[Entries taken from a collection]
- - -

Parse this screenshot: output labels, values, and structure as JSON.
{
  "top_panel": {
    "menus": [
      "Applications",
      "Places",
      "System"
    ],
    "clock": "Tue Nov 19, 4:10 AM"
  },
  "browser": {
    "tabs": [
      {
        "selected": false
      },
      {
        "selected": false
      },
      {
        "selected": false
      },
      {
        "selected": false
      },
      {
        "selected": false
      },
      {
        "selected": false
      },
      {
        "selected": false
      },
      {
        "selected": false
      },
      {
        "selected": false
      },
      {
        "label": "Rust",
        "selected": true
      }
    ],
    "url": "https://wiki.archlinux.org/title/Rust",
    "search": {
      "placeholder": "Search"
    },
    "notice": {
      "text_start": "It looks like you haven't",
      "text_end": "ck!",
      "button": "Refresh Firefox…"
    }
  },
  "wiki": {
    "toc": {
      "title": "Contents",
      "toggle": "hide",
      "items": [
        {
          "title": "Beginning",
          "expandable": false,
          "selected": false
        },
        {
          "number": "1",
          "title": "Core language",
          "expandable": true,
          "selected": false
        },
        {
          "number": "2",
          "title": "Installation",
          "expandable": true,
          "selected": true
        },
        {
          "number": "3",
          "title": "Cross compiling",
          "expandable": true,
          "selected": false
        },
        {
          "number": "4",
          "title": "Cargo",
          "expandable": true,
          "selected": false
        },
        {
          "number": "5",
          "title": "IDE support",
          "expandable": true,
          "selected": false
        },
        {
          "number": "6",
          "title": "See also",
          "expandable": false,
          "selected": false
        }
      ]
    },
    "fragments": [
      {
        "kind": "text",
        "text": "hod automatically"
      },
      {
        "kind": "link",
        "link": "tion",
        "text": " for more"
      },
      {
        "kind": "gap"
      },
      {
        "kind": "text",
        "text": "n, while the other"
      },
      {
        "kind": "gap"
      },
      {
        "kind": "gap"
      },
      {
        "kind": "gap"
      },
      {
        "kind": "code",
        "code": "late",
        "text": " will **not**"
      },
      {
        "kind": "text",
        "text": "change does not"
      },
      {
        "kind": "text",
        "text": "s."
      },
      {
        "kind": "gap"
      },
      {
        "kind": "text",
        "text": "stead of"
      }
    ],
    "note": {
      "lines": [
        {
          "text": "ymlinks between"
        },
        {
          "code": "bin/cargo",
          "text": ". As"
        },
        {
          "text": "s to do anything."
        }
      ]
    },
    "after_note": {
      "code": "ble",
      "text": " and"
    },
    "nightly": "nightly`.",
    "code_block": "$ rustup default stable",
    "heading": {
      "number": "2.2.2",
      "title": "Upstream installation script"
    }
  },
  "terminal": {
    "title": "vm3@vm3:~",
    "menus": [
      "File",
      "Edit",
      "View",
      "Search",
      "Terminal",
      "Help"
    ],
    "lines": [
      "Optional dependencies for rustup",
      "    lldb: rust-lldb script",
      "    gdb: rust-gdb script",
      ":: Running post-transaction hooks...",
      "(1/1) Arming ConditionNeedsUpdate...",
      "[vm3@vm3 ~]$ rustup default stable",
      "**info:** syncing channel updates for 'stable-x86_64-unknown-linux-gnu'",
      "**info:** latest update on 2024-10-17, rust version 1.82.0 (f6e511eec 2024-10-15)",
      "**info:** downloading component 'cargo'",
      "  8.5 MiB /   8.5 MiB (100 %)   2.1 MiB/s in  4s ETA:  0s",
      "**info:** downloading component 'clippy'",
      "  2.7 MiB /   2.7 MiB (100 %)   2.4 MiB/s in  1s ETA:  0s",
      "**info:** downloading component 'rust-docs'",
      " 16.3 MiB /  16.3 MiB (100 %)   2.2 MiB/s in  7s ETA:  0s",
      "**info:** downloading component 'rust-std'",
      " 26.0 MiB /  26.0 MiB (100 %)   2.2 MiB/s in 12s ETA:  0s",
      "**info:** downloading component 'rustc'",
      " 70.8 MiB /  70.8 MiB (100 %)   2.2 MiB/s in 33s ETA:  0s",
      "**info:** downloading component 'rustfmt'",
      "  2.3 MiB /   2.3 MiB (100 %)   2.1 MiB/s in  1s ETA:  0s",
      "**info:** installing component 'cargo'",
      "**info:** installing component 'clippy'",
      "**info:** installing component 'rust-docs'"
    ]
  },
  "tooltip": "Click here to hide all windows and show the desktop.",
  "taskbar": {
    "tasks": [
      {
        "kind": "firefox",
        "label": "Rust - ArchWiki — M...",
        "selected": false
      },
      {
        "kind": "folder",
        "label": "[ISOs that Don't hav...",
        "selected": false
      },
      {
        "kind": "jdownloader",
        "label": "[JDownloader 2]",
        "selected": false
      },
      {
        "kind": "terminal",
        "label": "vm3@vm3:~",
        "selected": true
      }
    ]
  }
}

- - -

__Short problem__.
Transcribe every record above exactly as it appears.

__Written reply__.
Parse this screenshot: output labels, values, and structure as JSON.
{
  "top_panel": {
    "menus": [
      "Applications",
      "Places",
      "System"
    ],
    "clock": "Tue Nov 19, 4:10 AM"
  },
  "browser": {
    "tabs": [
      {
        "selected": false
      },
      {
        "selected": false
      },
      {
        "selected": false
      },
      {
        "selected": false
      },
      {
        "selected": false
      },
      {
        "selected": false
      },
      {
        "selected": false
      },
      {
        "selected": false
      },
      {
        "selected": false
      },
      {
        "label": "Rust",
        "selected": true
      }
    ],
    "url": "https://wiki.archlinux.org/title/Rust",
    "search": {
      "placeholder": "Search"
    },
    "notice": {
      "text_start": "It looks like you haven't",
      "text_end": "ck!",
      "button": "Refresh Firefox…"
    }
  },
  "wiki": {
    "toc": {
      "title": "Contents",
      "toggle": "hide",
      "items": [
        {
          "title": "Beginning",
          "expandable": false,
          "selected": false
        },
        {
          "number": "1",
          "title": "Core language",
          "expandable": true,
          "selected": false
        },
        {
          "number": "2",
          "title": "Installation",
          "expandable": true,
          "selected": true
        },
        {
          "number": "3",
          "title": "Cross compiling",
          "expandable": true,
          "selected": false
        },
        {
          "number": "4",
          "title": "Cargo",
          "expandable": true,
          "selected": false
        },
        {
          "number": "5",
          "title": "IDE support",
          "expandable": true,
          "selected": false
        },
        {
          "number": "6",
          "title": "See also",
          "expandable": false,
          "selected": false
        }
      ]
    },
    "fragments": [
      {
        "kind": "text",
        "text": "hod automatically"
      },
      {
        "kind": "link",
        "link": "tion",
        "text": " for more"
      },
      {
        "kind": "gap"
      },
      {
        "kind": "text",
        "text": "n, while the other"
      },
      {
        "kind": "gap"
      },
      {
        "kind": "gap"
      },
      {
        "kind": "gap"
      },
      {
        "kind": "code",
        "code": "late",
        "text": " will **not**"
      },
      {
        "kind": "text",
        "text": "change does not"
      },
      {
        "kind": "text",
        "text": "s."
      },
      {
        "kind": "gap"
      },
      {
        "kind": "text",
        "text": "stead of"
      }
    ],
    "note": {
      "lines": [
        {
          "text": "ymlinks between"
        },
        {
          "code": "bin/cargo",
          "text": ". As"
        },
        {
          "text": "s to do anything."
        }
      ]
    },
    "after_note": {
      "code": "ble",
      "text": " and"
    },
    "nightly": "nightly`.",
    "code_block": "$ rustup default stable",
    "heading": {
      "number": "2.2.2",
      "title": "Upstream installation script"
    }
  },
  "terminal": {
    "title": "vm3@vm3:~",
    "menus": [
      "File",
      "Edit",
      "View",
      "Search",
      "Terminal",
      "Help"
    ],
    "lines": [
      "Optional dependencies for rustup",
      "    lldb: rust-lldb script",
      "    gdb: rust-gdb script",
      ":: Running post-transaction hooks...",
      "(1/1) Arming ConditionNeedsUpdate...",
      "[vm3@vm3 ~]$ rustup default stable",
      "**info:** syncing channel updates for 'stable-x86_64-unknown-linux-gnu'",
      "**info:** latest update on 2024-10-17, rust version 1.82.0 (f6e511eec 2024-10-15)",
      "**info:** downloading component 'cargo'",
      "  8.5 MiB /   8.5 MiB (100 %)   2.1 MiB/s in  4s ETA:  0s",
      "**info:** downloading component 'clippy'",
      "  2.7 MiB /   2.7 MiB (100 %)   2.4 MiB/s in  1s ETA:  0s",
      "**info:** downloading component 'rust-docs'",
      " 16.3 MiB /  16.3 MiB (100 %)   2.2 MiB/s in  7s ETA:  0s",
      "**info:** downloading component 'rust-std'",
      " 26.0 MiB /  26.0 MiB (100 %)   2.2 MiB/s in 12s ETA:  0s",
      "**info:** downloading component 'rustc'",
      " 70.8 MiB /  70.8 MiB (100 %)   2.2 MiB/s in 33s ETA:  0s",
      "**info:** downloading component 'rustfmt'",
      "  2.3 MiB /   2.3 MiB (100 %)   2.1 MiB/s in  1s ETA:  0s",
      "**info:** installing component 'cargo'",
      "**info:** installing component 'clippy'",
      "**info:** installing component 'rust-docs'"
    ]
  },
  "tooltip": "Click here to hide all windows and show the desktop.",
  "taskbar": {
    "tasks": [
      {
        "kind": "firefox",
        "label": "Rust - ArchWiki — M...",
        "selected": false
      },
      {
        "kind": "folder",
        "label": "[ISOs that Don't hav...",
        "selected": false
      },
      {
        "kind": "jdownloader",
        "label": "[JDownloader 2]",
        "selected": false
      },
      {
        "kind": "terminal",
        "label": "vm3@vm3:~",
        "selected": true
      }
    ]
  }
}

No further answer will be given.